GIVEN REQUEST: Output every line of the material exactly, omitting images.

[Figure data in JSON]
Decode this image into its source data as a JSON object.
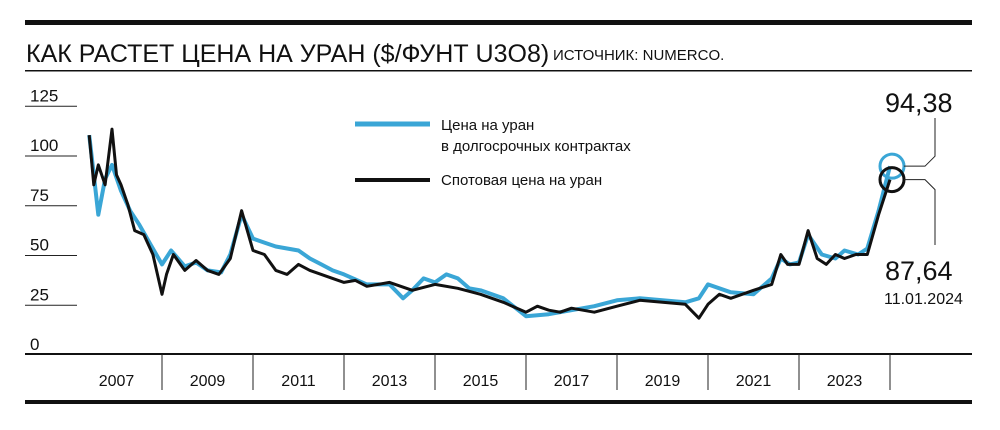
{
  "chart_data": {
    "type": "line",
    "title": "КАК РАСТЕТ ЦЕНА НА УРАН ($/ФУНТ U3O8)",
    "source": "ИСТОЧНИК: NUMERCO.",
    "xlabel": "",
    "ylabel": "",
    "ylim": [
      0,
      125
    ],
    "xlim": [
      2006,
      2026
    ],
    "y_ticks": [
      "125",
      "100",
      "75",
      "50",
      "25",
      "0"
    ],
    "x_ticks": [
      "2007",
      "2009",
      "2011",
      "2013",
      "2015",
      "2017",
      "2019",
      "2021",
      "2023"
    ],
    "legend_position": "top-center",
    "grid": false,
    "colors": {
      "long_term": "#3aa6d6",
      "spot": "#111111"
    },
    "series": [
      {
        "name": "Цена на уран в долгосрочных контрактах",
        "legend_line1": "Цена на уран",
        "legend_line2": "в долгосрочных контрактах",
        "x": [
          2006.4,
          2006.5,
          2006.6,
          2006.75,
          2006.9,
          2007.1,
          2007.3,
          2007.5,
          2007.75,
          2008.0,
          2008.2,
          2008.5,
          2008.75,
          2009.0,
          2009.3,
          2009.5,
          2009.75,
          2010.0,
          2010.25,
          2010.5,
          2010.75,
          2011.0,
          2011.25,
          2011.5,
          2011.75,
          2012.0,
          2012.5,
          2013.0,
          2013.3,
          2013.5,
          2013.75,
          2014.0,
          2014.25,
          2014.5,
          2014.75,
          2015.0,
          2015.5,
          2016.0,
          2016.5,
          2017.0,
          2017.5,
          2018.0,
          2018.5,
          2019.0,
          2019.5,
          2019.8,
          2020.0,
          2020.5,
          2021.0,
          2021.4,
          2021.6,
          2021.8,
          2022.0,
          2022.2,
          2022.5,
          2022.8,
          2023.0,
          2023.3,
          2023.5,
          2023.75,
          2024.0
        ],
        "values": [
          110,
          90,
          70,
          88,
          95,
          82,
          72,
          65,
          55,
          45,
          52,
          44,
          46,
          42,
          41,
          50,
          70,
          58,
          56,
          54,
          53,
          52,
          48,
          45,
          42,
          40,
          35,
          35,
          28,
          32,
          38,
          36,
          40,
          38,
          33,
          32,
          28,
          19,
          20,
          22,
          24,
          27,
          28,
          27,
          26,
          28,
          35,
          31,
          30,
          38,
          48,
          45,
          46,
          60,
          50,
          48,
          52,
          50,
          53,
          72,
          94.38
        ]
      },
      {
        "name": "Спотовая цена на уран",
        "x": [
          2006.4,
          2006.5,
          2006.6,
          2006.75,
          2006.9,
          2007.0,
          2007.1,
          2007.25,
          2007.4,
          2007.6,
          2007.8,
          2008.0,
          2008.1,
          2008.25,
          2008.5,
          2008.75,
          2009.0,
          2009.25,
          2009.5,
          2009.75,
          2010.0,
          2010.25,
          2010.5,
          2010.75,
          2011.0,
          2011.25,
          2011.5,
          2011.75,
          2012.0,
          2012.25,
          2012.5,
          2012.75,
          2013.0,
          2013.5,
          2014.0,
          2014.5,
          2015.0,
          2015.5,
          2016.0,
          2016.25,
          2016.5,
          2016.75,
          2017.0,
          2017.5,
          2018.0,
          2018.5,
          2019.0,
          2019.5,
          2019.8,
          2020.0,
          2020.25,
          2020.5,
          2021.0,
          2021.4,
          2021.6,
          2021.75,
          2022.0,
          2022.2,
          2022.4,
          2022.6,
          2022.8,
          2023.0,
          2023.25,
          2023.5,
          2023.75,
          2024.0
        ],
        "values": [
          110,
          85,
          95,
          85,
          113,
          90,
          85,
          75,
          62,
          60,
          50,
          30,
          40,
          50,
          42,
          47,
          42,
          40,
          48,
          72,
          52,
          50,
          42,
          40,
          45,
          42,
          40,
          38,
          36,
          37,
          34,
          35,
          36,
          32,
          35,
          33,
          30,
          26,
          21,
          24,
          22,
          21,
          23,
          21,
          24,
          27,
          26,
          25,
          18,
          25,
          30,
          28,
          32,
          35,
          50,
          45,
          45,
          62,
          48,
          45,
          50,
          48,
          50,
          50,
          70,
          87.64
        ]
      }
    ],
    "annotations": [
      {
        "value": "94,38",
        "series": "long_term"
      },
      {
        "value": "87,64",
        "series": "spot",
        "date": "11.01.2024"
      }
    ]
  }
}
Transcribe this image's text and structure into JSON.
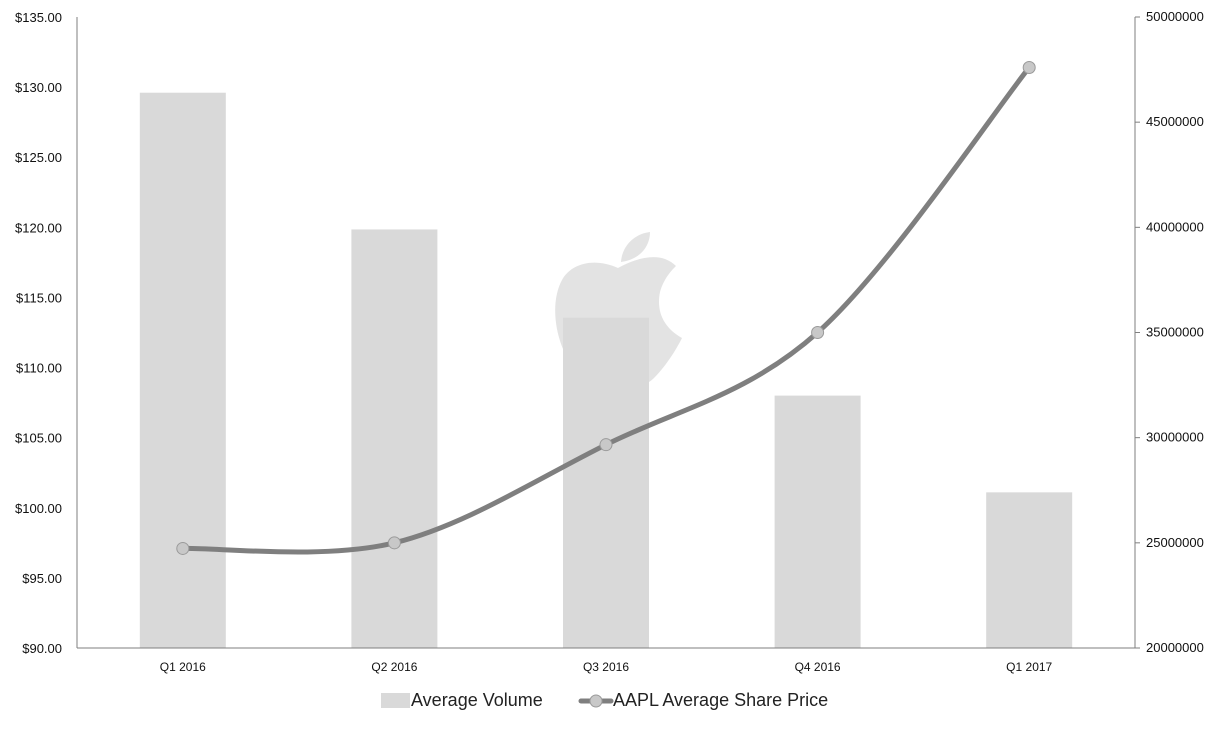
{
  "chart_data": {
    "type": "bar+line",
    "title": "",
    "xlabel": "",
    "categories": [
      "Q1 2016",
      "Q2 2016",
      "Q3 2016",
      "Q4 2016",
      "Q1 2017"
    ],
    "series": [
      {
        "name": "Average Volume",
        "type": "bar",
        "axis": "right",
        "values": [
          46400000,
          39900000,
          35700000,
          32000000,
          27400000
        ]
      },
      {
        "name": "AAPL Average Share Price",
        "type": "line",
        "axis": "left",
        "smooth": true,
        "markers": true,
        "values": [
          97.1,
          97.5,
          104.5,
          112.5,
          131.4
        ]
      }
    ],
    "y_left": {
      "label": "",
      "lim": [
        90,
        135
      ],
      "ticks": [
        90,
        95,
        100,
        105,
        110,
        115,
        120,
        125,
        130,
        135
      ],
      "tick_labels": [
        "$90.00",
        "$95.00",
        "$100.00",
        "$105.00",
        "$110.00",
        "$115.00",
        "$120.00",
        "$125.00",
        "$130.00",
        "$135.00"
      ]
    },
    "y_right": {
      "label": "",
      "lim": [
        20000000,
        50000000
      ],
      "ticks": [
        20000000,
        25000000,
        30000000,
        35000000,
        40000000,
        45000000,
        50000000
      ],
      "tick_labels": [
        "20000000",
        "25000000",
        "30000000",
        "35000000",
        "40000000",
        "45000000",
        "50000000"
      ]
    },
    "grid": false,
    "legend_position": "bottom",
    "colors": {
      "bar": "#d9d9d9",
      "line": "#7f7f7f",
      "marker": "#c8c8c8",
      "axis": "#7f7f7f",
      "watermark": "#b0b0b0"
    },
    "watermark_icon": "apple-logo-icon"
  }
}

TASK RESULT:
Decode this image into its source data as a JSON object.
{
  "chart_data": {
    "type": "line",
    "title": "КАК РАСТЕТ ЦЕНА НА УРАН ($/ФУНТ U3O8)",
    "source": "ИСТОЧНИК: NUMERCO.",
    "xlabel": "",
    "ylabel": "",
    "ylim": [
      0,
      125
    ],
    "xlim": [
      2006,
      2026
    ],
    "y_ticks": [
      "125",
      "100",
      "75",
      "50",
      "25",
      "0"
    ],
    "x_ticks": [
      "2007",
      "2009",
      "2011",
      "2013",
      "2015",
      "2017",
      "2019",
      "2021",
      "2023"
    ],
    "legend_position": "top-center",
    "grid": false,
    "colors": {
      "long_term": "#3aa6d6",
      "spot": "#111111"
    },
    "series": [
      {
        "name": "Цена на уран в долгосрочных контрактах",
        "legend_line1": "Цена на уран",
        "legend_line2": "в долгосрочных контрактах",
        "x": [
          2006.4,
          2006.5,
          2006.6,
          2006.75,
          2006.9,
          2007.1,
          2007.3,
          2007.5,
          2007.75,
          2008.0,
          2008.2,
          2008.5,
          2008.75,
          2009.0,
          2009.3,
          2009.5,
          2009.75,
          2010.0,
          2010.25,
          2010.5,
          2010.75,
          2011.0,
          2011.25,
          2011.5,
          2011.75,
          2012.0,
          2012.5,
          2013.0,
          2013.3,
          2013.5,
          2013.75,
          2014.0,
          2014.25,
          2014.5,
          2014.75,
          2015.0,
          2015.5,
          2016.0,
          2016.5,
          2017.0,
          2017.5,
          2018.0,
          2018.5,
          2019.0,
          2019.5,
          2019.8,
          2020.0,
          2020.5,
          2021.0,
          2021.4,
          2021.6,
          2021.8,
          2022.0,
          2022.2,
          2022.5,
          2022.8,
          2023.0,
          2023.3,
          2023.5,
          2023.75,
          2024.0
        ],
        "values": [
          110,
          90,
          70,
          88,
          95,
          82,
          72,
          65,
          55,
          45,
          52,
          44,
          46,
          42,
          41,
          50,
          70,
          58,
          56,
          54,
          53,
          52,
          48,
          45,
          42,
          40,
          35,
          35,
          28,
          32,
          38,
          36,
          40,
          38,
          33,
          32,
          28,
          19,
          20,
          22,
          24,
          27,
          28,
          27,
          26,
          28,
          35,
          31,
          30,
          38,
          48,
          45,
          46,
          60,
          50,
          48,
          52,
          50,
          53,
          72,
          94.38
        ]
      },
      {
        "name": "Спотовая цена на уран",
        "x": [
          2006.4,
          2006.5,
          2006.6,
          2006.75,
          2006.9,
          2007.0,
          2007.1,
          2007.25,
          2007.4,
          2007.6,
          2007.8,
          2008.0,
          2008.1,
          2008.25,
          2008.5,
          2008.75,
          2009.0,
          2009.25,
          2009.5,
          2009.75,
          2010.0,
          2010.25,
          2010.5,
          2010.75,
          2011.0,
          2011.25,
          2011.5,
          2011.75,
          2012.0,
          2012.25,
          2012.5,
          2012.75,
          2013.0,
          2013.5,
          2014.0,
          2014.5,
          2015.0,
          2015.5,
          2016.0,
          2016.25,
          2016.5,
          2016.75,
          2017.0,
          2017.5,
          2018.0,
          2018.5,
          2019.0,
          2019.5,
          2019.8,
          2020.0,
          2020.25,
          2020.5,
          2021.0,
          2021.4,
          2021.6,
          2021.75,
          2022.0,
          2022.2,
          2022.4,
          2022.6,
          2022.8,
          2023.0,
          2023.25,
          2023.5,
          2023.75,
          2024.0
        ],
        "values": [
          110,
          85,
          95,
          85,
          113,
          90,
          85,
          75,
          62,
          60,
          50,
          30,
          40,
          50,
          42,
          47,
          42,
          40,
          48,
          72,
          52,
          50,
          42,
          40,
          45,
          42,
          40,
          38,
          36,
          37,
          34,
          35,
          36,
          32,
          35,
          33,
          30,
          26,
          21,
          24,
          22,
          21,
          23,
          21,
          24,
          27,
          26,
          25,
          18,
          25,
          30,
          28,
          32,
          35,
          50,
          45,
          45,
          62,
          48,
          45,
          50,
          48,
          50,
          50,
          70,
          87.64
        ]
      }
    ],
    "annotations": [
      {
        "value": "94,38",
        "series": "long_term"
      },
      {
        "value": "87,64",
        "series": "spot",
        "date": "11.01.2024"
      }
    ]
  }
}
Transcribe this image's text and structure into JSON.
{
  "chart_data": {
    "type": "bar+line",
    "title": "",
    "xlabel": "",
    "categories": [
      "Q1 2016",
      "Q2 2016",
      "Q3 2016",
      "Q4 2016",
      "Q1 2017"
    ],
    "series": [
      {
        "name": "Average Volume",
        "type": "bar",
        "axis": "right",
        "values": [
          46400000,
          39900000,
          35700000,
          32000000,
          27400000
        ]
      },
      {
        "name": "AAPL Average Share Price",
        "type": "line",
        "axis": "left",
        "smooth": true,
        "markers": true,
        "values": [
          97.1,
          97.5,
          104.5,
          112.5,
          131.4
        ]
      }
    ],
    "y_left": {
      "label": "",
      "lim": [
        90,
        135
      ],
      "ticks": [
        90,
        95,
        100,
        105,
        110,
        115,
        120,
        125,
        130,
        135
      ],
      "tick_labels": [
        "$90.00",
        "$95.00",
        "$100.00",
        "$105.00",
        "$110.00",
        "$115.00",
        "$120.00",
        "$125.00",
        "$130.00",
        "$135.00"
      ]
    },
    "y_right": {
      "label": "",
      "lim": [
        20000000,
        50000000
      ],
      "ticks": [
        20000000,
        25000000,
        30000000,
        35000000,
        40000000,
        45000000,
        50000000
      ],
      "tick_labels": [
        "20000000",
        "25000000",
        "30000000",
        "35000000",
        "40000000",
        "45000000",
        "50000000"
      ]
    },
    "grid": false,
    "legend_position": "bottom",
    "colors": {
      "bar": "#d9d9d9",
      "line": "#7f7f7f",
      "marker": "#c8c8c8",
      "axis": "#7f7f7f",
      "watermark": "#b0b0b0"
    },
    "watermark_icon": "apple-logo-icon"
  }
}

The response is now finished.